▶ [REQUIRED TASK]
The entire listing is to be repeated verbatim.

--

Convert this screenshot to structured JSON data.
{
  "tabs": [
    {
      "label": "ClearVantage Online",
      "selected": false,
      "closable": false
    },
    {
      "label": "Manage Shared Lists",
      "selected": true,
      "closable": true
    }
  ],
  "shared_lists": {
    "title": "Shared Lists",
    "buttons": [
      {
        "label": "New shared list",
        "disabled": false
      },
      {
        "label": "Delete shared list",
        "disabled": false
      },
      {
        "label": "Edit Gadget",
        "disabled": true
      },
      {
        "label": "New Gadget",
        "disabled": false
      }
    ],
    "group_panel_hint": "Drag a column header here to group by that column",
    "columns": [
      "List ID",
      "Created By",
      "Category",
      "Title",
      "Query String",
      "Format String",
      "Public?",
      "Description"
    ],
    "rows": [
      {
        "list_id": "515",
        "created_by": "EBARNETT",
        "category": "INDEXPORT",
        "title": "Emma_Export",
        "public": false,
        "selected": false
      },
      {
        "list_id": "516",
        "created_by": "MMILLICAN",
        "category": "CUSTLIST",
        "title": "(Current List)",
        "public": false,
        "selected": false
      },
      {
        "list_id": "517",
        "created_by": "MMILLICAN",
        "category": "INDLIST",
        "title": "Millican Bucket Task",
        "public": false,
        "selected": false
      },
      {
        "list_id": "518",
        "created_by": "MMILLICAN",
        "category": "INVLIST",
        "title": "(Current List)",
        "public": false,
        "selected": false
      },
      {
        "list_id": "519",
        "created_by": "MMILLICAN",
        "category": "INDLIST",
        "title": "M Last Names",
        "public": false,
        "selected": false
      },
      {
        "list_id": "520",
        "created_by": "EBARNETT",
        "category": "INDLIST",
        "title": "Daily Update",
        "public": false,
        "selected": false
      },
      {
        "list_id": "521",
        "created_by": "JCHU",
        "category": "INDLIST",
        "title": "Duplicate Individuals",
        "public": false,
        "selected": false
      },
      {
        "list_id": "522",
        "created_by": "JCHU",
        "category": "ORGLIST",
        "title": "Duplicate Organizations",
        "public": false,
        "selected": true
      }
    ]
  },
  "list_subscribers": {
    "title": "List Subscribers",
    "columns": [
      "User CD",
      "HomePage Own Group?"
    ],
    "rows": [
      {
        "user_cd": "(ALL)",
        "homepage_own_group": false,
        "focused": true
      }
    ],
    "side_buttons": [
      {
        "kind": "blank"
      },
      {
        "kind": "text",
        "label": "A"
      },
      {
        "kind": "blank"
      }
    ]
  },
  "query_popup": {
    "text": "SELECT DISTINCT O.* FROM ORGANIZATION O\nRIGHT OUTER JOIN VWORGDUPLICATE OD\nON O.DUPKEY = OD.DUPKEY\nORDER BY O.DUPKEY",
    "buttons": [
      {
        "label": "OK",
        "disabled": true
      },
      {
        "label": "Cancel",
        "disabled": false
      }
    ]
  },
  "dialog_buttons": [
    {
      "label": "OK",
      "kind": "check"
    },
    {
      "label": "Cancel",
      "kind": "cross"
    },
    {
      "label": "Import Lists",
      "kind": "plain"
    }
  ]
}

--

▶ [RESULT]
Convert this screenshot to structured JSON data.
{
  "tabs": [
    {
      "label": "ClearVantage Online",
      "selected": false,
      "closable": false
    },
    {
      "label": "Manage Shared Lists",
      "selected": true,
      "closable": true
    }
  ],
  "shared_lists": {
    "title": "Shared Lists",
    "buttons": [
      {
        "label": "New shared list",
        "disabled": false
      },
      {
        "label": "Delete shared list",
        "disabled": false
      },
      {
        "label": "Edit Gadget",
        "disabled": true
      },
      {
        "label": "New Gadget",
        "disabled": false
      }
    ],
    "group_panel_hint": "Drag a column header here to group by that column",
    "columns": [
      "List ID",
      "Created By",
      "Category",
      "Title",
      "Query String",
      "Format String",
      "Public?",
      "Description"
    ],
    "rows": [
      {
        "list_id": "515",
        "created_by": "EBARNETT",
        "category": "INDEXPORT",
        "title": "Emma_Export",
        "public": false,
        "selected": false
      },
      {
        "list_id": "516",
        "created_by": "MMILLICAN",
        "category": "CUSTLIST",
        "title": "(Current List)",
        "public": false,
        "selected": false
      },
      {
        "list_id": "517",
        "created_by": "MMILLICAN",
        "category": "INDLIST",
        "title": "Millican Bucket Task",
        "public": false,
        "selected": false
      },
      {
        "list_id": "518",
        "created_by": "MMILLICAN",
        "category": "INVLIST",
        "title": "(Current List)",
        "public": false,
        "selected": false
      },
      {
        "list_id": "519",
        "created_by": "MMILLICAN",
        "category": "INDLIST",
        "title": "M Last Names",
        "public": false,
        "selected": false
      },
      {
        "list_id": "520",
        "created_by": "EBARNETT",
        "category": "INDLIST",
        "title": "Daily Update",
        "public": false,
        "selected": false
      },
      {
        "list_id": "521",
        "created_by": "JCHU",
        "category": "INDLIST",
        "title": "Duplicate Individuals",
        "public": false,
        "selected": false
      },
      {
        "list_id": "522",
        "created_by": "JCHU",
        "category": "ORGLIST",
        "title": "Duplicate Organizations",
        "public": false,
        "selected": true
      }
    ]
  },
  "list_subscribers": {
    "title": "List Subscribers",
    "columns": [
      "User CD",
      "HomePage Own Group?"
    ],
    "rows": [
      {
        "user_cd": "(ALL)",
        "homepage_own_group": false,
        "focused": true
      }
    ],
    "side_buttons": [
      {
        "kind": "blank"
      },
      {
        "kind": "text",
        "label": "A"
      },
      {
        "kind": "blank"
      }
    ]
  },
  "query_popup": {
    "text": "SELECT DISTINCT O.* FROM ORGANIZATION O\nRIGHT OUTER JOIN VWORGDUPLICATE OD\nON O.DUPKEY = OD.DUPKEY\nORDER BY O.DUPKEY",
    "buttons": [
      {
        "label": "OK",
        "disabled": true
      },
      {
        "label": "Cancel",
        "disabled": false
      }
    ]
  },
  "dialog_buttons": [
    {
      "label": "OK",
      "kind": "check"
    },
    {
      "label": "Cancel",
      "kind": "cross"
    },
    {
      "label": "Import Lists",
      "kind": "plain"
    }
  ]
}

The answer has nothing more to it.